Aim: Retype every line of the material below without changing anything.

-- Start Exercise input --

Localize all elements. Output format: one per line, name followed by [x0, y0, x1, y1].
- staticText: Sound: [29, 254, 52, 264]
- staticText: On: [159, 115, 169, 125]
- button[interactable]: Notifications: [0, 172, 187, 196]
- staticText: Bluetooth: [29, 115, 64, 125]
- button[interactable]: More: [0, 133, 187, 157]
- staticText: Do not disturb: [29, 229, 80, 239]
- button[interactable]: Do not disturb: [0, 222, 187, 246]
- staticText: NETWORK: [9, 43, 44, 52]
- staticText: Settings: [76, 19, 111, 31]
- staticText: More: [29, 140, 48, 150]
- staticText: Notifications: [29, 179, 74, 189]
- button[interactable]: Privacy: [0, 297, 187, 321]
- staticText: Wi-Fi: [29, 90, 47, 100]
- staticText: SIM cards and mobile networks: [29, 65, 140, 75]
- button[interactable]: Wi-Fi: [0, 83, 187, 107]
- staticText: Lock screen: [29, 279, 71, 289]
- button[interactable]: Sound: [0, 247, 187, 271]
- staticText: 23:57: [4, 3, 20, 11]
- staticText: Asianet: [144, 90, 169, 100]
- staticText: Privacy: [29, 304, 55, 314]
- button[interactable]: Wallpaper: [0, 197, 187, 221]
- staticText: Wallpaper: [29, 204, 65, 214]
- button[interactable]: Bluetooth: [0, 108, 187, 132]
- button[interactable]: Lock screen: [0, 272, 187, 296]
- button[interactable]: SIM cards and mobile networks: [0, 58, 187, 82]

-- End Exercise input --

Solved exercise:
Localize all elements. Output format: one per line, name followed by [x0, y0, x1, y1].
- staticText: Sound: [29, 254, 52, 264]
- staticText: On: [159, 115, 169, 125]
- button[interactable]: Notifications: [0, 172, 187, 196]
- staticText: Bluetooth: [29, 115, 64, 125]
- button[interactable]: More: [0, 133, 187, 157]
- staticText: Do not disturb: [29, 229, 80, 239]
- button[interactable]: Do not disturb: [0, 222, 187, 246]
- staticText: NETWORK: [9, 43, 44, 52]
- staticText: Settings: [76, 19, 111, 31]
- staticText: More: [29, 140, 48, 150]
- staticText: Notifications: [29, 179, 74, 189]
- button[interactable]: Privacy: [0, 297, 187, 321]
- staticText: Wi-Fi: [29, 90, 47, 100]
- staticText: SIM cards and mobile networks: [29, 65, 140, 75]
- button[interactable]: Wi-Fi: [0, 83, 187, 107]
- staticText: Lock screen: [29, 279, 71, 289]
- button[interactable]: Sound: [0, 247, 187, 271]
- staticText: 23:57: [4, 3, 20, 11]
- staticText: Asianet: [144, 90, 169, 100]
- staticText: Privacy: [29, 304, 55, 314]
- button[interactable]: Wallpaper: [0, 197, 187, 221]
- staticText: Wallpaper: [29, 204, 65, 214]
- button[interactable]: Bluetooth: [0, 108, 187, 132]
- button[interactable]: Lock screen: [0, 272, 187, 296]
- button[interactable]: SIM cards and mobile networks: [0, 58, 187, 82]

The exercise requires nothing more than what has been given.